• _Exercise instructions_: Return each line holding the string "angle".
··· Dataset records
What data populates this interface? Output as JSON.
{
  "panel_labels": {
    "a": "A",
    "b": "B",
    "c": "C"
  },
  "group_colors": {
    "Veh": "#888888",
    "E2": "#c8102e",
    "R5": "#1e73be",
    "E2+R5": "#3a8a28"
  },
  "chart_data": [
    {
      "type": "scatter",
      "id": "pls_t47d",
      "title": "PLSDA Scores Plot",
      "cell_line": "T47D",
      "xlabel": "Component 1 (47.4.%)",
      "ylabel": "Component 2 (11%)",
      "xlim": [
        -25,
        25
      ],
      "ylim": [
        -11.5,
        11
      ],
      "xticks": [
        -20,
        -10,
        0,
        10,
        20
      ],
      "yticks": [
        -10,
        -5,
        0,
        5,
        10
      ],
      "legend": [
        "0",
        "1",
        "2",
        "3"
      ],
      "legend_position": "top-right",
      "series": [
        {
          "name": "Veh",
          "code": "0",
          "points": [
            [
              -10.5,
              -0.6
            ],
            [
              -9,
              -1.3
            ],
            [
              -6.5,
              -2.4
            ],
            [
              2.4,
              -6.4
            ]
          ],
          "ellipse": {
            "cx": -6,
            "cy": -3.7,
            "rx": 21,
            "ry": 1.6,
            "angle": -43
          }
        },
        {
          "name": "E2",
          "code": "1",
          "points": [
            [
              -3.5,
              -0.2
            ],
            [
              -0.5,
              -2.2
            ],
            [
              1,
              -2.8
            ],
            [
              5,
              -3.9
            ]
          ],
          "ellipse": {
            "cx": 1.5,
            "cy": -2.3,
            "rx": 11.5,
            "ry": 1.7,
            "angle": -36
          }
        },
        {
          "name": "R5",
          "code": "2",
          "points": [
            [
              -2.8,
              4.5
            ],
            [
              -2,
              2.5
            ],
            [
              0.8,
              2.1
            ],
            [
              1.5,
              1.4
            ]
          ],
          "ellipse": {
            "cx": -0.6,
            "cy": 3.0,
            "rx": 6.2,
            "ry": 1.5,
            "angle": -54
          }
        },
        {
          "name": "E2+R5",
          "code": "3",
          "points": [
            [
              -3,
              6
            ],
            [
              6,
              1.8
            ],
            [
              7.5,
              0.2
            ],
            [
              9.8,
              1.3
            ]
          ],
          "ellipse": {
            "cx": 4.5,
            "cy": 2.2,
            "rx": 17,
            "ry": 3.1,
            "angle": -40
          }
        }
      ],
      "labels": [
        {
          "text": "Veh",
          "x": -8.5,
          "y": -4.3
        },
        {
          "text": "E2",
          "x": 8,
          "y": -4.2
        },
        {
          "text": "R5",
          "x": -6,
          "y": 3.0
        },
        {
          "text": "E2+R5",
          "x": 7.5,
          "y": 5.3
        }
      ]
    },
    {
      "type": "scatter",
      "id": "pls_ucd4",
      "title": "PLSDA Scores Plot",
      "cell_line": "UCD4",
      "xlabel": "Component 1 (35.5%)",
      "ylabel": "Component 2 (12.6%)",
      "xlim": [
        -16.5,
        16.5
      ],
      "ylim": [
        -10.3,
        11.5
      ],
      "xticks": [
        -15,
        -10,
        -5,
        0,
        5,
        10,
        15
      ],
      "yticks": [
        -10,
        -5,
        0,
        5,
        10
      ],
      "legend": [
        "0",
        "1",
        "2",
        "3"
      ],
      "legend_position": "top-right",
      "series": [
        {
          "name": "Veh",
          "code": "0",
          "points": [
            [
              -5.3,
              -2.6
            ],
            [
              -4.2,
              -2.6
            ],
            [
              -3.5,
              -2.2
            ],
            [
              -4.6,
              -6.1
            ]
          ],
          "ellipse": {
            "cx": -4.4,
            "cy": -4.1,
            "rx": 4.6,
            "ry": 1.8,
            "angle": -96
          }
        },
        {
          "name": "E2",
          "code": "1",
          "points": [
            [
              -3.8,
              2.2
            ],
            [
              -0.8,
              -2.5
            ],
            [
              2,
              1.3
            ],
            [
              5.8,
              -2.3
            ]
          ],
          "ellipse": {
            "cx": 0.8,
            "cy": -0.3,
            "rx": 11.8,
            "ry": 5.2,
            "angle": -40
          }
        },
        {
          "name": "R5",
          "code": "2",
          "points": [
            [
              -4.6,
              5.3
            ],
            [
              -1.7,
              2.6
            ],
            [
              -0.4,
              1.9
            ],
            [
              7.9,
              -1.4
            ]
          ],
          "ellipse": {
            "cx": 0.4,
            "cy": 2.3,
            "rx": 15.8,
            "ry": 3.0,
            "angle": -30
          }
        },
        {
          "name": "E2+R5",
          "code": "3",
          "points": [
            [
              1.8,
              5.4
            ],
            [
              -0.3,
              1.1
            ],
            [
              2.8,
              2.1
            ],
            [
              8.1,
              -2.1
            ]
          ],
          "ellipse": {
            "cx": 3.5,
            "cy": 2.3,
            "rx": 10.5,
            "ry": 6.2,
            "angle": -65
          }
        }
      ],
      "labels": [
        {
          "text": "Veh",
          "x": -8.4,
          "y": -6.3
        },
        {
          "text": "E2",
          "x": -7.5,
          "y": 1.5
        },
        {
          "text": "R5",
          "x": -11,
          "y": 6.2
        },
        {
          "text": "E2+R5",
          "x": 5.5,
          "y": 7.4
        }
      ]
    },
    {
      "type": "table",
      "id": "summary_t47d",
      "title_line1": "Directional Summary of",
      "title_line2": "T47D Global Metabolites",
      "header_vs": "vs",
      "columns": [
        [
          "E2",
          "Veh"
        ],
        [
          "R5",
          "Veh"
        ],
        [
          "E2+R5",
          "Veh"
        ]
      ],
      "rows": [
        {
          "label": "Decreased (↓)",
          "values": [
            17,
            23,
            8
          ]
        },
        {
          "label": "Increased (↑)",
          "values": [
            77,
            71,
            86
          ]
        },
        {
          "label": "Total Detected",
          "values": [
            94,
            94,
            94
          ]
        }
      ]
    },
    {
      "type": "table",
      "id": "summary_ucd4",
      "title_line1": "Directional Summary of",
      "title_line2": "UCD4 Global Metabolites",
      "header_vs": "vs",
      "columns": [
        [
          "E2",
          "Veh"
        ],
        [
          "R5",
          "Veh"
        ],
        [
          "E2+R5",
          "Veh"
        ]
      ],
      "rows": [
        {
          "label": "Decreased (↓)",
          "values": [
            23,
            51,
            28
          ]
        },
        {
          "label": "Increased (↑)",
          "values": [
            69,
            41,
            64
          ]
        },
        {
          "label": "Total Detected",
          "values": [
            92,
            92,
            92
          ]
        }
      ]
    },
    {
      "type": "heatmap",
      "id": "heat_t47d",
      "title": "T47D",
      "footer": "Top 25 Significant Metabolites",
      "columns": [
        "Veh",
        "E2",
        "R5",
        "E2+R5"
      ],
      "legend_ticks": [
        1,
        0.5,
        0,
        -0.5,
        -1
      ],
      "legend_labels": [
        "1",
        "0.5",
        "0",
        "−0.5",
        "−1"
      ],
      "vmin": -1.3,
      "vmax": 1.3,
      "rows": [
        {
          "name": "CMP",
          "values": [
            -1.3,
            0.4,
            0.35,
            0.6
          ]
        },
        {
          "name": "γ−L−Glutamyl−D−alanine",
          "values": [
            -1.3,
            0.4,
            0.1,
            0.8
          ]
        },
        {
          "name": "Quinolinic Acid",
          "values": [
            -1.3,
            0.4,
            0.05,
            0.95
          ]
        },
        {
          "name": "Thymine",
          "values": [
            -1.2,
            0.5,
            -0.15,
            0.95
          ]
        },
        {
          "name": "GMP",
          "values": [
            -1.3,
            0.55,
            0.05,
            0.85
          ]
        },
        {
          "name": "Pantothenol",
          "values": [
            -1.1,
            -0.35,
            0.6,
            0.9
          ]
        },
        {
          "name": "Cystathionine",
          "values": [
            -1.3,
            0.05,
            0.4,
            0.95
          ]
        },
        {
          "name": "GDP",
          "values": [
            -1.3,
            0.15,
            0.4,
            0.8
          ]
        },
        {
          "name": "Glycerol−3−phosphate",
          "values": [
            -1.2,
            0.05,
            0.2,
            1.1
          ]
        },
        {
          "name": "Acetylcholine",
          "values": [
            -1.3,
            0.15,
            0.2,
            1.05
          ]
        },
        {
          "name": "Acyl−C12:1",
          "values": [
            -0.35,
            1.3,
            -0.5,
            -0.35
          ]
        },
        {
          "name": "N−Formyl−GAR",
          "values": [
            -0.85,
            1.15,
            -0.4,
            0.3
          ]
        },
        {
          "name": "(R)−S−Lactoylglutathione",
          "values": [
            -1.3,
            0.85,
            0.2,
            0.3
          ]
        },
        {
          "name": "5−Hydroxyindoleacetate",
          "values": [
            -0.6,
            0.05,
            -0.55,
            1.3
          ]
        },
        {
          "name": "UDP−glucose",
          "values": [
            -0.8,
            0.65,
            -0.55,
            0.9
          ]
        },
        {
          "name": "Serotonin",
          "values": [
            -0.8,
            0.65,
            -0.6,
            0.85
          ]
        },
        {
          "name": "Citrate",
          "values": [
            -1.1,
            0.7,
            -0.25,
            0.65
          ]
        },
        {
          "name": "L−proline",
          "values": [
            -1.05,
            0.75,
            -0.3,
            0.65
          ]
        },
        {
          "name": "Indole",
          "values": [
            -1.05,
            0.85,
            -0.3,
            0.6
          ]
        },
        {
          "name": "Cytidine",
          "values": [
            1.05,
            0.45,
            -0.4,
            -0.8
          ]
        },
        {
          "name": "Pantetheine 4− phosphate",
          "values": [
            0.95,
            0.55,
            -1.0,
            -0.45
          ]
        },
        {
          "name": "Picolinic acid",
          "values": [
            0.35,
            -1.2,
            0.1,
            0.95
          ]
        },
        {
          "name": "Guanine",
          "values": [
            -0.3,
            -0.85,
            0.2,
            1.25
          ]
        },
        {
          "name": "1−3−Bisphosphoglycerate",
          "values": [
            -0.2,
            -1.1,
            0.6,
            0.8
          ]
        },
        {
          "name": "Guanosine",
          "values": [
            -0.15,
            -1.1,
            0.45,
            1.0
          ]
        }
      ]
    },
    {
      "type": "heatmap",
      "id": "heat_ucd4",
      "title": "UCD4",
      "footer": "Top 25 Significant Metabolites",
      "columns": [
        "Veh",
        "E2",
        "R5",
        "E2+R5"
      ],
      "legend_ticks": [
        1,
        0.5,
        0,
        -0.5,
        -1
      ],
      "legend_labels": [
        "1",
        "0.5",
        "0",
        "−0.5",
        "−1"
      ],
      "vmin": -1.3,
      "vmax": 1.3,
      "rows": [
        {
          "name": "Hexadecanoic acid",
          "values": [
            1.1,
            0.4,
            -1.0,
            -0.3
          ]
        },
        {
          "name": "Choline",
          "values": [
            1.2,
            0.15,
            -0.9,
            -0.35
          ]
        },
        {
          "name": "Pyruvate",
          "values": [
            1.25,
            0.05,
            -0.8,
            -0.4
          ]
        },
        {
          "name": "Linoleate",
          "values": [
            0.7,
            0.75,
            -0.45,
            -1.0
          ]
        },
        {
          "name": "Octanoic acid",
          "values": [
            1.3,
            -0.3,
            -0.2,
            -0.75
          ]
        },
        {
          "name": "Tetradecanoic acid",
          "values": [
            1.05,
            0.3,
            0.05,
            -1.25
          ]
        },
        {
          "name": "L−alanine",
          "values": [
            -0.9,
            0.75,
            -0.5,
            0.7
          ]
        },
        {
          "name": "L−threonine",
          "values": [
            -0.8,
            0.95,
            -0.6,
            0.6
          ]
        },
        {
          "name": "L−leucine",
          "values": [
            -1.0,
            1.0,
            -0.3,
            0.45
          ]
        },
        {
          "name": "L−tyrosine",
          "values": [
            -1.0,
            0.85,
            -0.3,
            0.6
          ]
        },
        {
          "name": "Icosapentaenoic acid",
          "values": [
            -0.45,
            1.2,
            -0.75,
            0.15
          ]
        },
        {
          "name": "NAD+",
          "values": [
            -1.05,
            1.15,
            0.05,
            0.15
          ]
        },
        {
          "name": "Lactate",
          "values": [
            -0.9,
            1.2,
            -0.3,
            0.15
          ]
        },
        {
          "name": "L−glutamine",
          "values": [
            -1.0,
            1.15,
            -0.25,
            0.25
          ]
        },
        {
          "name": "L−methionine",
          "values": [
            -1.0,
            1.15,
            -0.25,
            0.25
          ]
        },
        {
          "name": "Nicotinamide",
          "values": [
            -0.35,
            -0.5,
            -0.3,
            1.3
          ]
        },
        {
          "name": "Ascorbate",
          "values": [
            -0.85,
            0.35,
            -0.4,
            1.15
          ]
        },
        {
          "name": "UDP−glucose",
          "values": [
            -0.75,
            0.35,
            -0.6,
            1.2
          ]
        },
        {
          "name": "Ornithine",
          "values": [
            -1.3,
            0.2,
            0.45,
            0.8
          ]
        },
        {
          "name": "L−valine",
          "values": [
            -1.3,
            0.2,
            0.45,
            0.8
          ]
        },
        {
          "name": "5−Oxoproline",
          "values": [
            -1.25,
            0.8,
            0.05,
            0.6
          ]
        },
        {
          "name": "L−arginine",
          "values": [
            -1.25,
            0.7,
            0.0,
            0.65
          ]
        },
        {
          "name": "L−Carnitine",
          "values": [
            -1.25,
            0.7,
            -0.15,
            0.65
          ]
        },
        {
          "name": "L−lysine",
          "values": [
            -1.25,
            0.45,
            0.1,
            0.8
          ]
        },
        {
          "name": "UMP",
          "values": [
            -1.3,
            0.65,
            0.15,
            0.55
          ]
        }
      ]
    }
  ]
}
······
• _Reply_:
            "angle": -43
            "angle": -36
            "angle": -54
            "angle": -40
            "angle": -96
            "angle": -40
            "angle": -30
            "angle": -65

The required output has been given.